- Instructions for the task
Return the records exactly as they are.

[Figure collection entries]
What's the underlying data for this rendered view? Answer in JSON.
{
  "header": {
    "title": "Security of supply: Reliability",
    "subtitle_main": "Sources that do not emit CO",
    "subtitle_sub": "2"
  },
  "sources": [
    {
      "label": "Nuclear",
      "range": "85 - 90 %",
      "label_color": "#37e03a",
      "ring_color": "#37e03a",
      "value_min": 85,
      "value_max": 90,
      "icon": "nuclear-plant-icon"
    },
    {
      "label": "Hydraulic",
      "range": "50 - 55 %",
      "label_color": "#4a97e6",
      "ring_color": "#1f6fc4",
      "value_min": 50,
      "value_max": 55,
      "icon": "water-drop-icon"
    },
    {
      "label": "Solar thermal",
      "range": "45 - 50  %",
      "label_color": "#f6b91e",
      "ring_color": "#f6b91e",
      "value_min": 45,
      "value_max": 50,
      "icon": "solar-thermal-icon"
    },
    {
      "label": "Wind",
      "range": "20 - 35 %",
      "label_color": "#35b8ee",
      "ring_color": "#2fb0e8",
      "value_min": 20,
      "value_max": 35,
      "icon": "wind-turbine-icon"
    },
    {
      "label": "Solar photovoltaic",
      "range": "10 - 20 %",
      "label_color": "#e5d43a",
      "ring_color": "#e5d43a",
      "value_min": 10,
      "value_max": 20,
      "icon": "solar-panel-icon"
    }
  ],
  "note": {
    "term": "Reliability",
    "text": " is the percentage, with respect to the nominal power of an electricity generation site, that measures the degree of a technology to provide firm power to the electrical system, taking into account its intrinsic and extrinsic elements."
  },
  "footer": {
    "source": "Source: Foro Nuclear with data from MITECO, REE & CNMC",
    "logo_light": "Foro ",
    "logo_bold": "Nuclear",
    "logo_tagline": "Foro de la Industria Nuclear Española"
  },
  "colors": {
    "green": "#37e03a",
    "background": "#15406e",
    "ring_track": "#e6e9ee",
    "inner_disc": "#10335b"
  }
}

- Solution
What's the underlying data for this rendered view? Answer in JSON.
{
  "header": {
    "title": "Security of supply: Reliability",
    "subtitle_main": "Sources that do not emit CO",
    "subtitle_sub": "2"
  },
  "sources": [
    {
      "label": "Nuclear",
      "range": "85 - 90 %",
      "label_color": "#37e03a",
      "ring_color": "#37e03a",
      "value_min": 85,
      "value_max": 90,
      "icon": "nuclear-plant-icon"
    },
    {
      "label": "Hydraulic",
      "range": "50 - 55 %",
      "label_color": "#4a97e6",
      "ring_color": "#1f6fc4",
      "value_min": 50,
      "value_max": 55,
      "icon": "water-drop-icon"
    },
    {
      "label": "Solar thermal",
      "range": "45 - 50  %",
      "label_color": "#f6b91e",
      "ring_color": "#f6b91e",
      "value_min": 45,
      "value_max": 50,
      "icon": "solar-thermal-icon"
    },
    {
      "label": "Wind",
      "range": "20 - 35 %",
      "label_color": "#35b8ee",
      "ring_color": "#2fb0e8",
      "value_min": 20,
      "value_max": 35,
      "icon": "wind-turbine-icon"
    },
    {
      "label": "Solar photovoltaic",
      "range": "10 - 20 %",
      "label_color": "#e5d43a",
      "ring_color": "#e5d43a",
      "value_min": 10,
      "value_max": 20,
      "icon": "solar-panel-icon"
    }
  ],
  "note": {
    "term": "Reliability",
    "text": " is the percentage, with respect to the nominal power of an electricity generation site, that measures the degree of a technology to provide firm power to the electrical system, taking into account its intrinsic and extrinsic elements."
  },
  "footer": {
    "source": "Source: Foro Nuclear with data from MITECO, REE & CNMC",
    "logo_light": "Foro ",
    "logo_bold": "Nuclear",
    "logo_tagline": "Foro de la Industria Nuclear Española"
  },
  "colors": {
    "green": "#37e03a",
    "background": "#15406e",
    "ring_track": "#e6e9ee",
    "inner_disc": "#10335b"
  }
}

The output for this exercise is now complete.